Setelah dikeluarkannya pernyataan tersebut, Sekretariat RSPO menerima komentar dari para pemangku kepentingan yang memicu diskusi lebih lanjut di Dewan Gubernur (Board of Governor/BoG) RSPO. Di dalam pertemuan yang dilangsungkan 27 Juni 2018, Dewan Gubernur RSPO kemudian memutuskan untuk merevisi persyaratan RSPO terutama terkait ketentuan bagi unit kelola yang sudah mendapatkan sertifikat RSPO yakni bagi perusahaan perkebunan anggota RSPO yang belum bersertifikat dan ingin mengajukan sertifikasi RSPO perusahaan tersebut harus menunjukkan bukti kepemilikan Hak Guna Usaha (HGU) dan Izin Usaha Perkebunan (IUP) untuk unit yang akan disertifikasi. Sementara bagi perusahaan perkebunan yang saat ini sudah bersertifikat RSPO tetapi belum memperoleh Hak Guna Usaha (HGU) maka sertifikat tetap berlaku dan dapat melanjutkan ke proses resertifikasi.

Data yang Diberikan:
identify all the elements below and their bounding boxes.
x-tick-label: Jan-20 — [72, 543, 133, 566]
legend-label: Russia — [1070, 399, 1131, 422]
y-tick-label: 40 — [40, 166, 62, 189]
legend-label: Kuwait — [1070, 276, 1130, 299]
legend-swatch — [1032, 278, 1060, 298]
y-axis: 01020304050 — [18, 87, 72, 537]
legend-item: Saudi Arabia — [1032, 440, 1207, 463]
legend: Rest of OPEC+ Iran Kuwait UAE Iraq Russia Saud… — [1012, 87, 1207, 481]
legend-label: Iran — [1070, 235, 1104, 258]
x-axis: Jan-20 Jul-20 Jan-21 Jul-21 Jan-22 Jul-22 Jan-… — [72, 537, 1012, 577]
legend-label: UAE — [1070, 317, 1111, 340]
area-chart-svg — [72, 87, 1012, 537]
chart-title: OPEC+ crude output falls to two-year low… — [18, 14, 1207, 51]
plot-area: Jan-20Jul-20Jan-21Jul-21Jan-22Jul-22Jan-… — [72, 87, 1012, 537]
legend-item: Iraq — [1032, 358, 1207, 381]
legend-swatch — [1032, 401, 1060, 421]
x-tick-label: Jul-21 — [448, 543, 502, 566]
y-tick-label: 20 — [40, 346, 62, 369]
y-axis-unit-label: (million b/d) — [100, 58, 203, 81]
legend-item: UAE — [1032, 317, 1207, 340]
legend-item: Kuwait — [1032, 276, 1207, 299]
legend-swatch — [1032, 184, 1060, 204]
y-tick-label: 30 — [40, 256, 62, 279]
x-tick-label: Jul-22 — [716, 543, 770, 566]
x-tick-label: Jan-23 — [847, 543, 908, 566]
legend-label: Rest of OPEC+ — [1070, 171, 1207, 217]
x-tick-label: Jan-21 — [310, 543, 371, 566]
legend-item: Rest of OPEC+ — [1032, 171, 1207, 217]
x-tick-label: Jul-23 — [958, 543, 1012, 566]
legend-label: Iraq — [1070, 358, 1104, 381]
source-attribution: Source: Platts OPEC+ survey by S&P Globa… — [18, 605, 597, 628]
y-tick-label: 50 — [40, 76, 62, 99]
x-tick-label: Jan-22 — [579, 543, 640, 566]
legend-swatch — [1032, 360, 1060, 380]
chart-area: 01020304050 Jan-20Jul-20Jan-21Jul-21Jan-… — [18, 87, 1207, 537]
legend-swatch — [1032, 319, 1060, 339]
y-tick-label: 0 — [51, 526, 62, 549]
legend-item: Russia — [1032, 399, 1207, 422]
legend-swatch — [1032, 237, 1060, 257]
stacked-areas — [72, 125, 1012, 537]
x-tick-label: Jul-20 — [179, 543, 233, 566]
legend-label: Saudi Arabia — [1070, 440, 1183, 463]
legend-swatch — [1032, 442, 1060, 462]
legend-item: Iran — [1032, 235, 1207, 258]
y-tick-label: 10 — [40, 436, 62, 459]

Daftar Tugas:
1. Tentukan apakah tiap pernyataan berikut sesuai dengan teks tentang sertifikasi RSPO. Jawab ya atau tidak, lalu kutip kata-kata dari teks yang menjadi penentunya.
(a) Dewan Gubernur RSPO memutuskan untuk merevisi persyaratan RSPO dalam pertemuan tanggal 27 Juni 2018.
(b) Perusahaan yang sudah bersertifikat RSPO tetapi belum punya HGU akan kehilangan sertifikatnya.
(c) Perusahaan anggota yang belum bersertifikat dan ingin mengajukan sertifikasi cukup menunjukkan IUP saja.
2. Menurut teks tentang sertifikasi RSPO, pihak mana yang menerima komentar dari para pemangku kepentingan setelah pernyataan itu dikeluarkan?
3. Cetak bagian teks tentang sertifikasi RSPO mulai dari "Setelah dikeluarkannya pernyataan" terus ke bawah sampai "ke proses resertifikasi.".

Jawaban Tiap Tugas:
1.
(a) Ya: "Di dalam pertemuan yang dilangsungkan 27 Juni 2018, Dewan Gubernur RSPO kemudian memutuskan untuk merevisi persyaratan RSPO"
(b) Tidak: "maka sertifikat tetap berlaku dan dapat melanjutkan ke proses resertifikasi"
(c) Tidak: "harus menunjukkan bukti kepemilikan Hak Guna Usaha (HGU) dan Izin Usaha Perkebunan (IUP)"

2. Sekretariat RSPO.

3.
Setelah dikeluarkannya pernyataan tersebut, Sekretariat RSPO menerima komentar dari para pemangku kepentingan yang memicu diskusi lebih lanjut di Dewan Gubernur (Board of Governor/BoG) RSPO. Di dalam pertemuan yang dilangsungkan 27 Juni 2018, Dewan Gubernur RSPO kemudian memutuskan untuk merevisi persyaratan RSPO terutama terkait ketentuan bagi unit kelola yang sudah mendapatkan sertifikat RSPO yakni bagi perusahaan perkebunan anggota RSPO yang belum bersertifikat dan ingin mengajukan sertifikasi RSPO perusahaan tersebut harus menunjukkan bukti kepemilikan Hak Guna Usaha (HGU) dan Izin Usaha Perkebunan (IUP) untuk unit yang akan disertifikasi. Sementara bagi perusahaan perkebunan yang saat ini sudah bersertifikat RSPO tetapi belum memperoleh Hak Guna Usaha (HGU) maka sertifikat tetap berlaku dan dapat melanjutkan ke proses resertifikasi.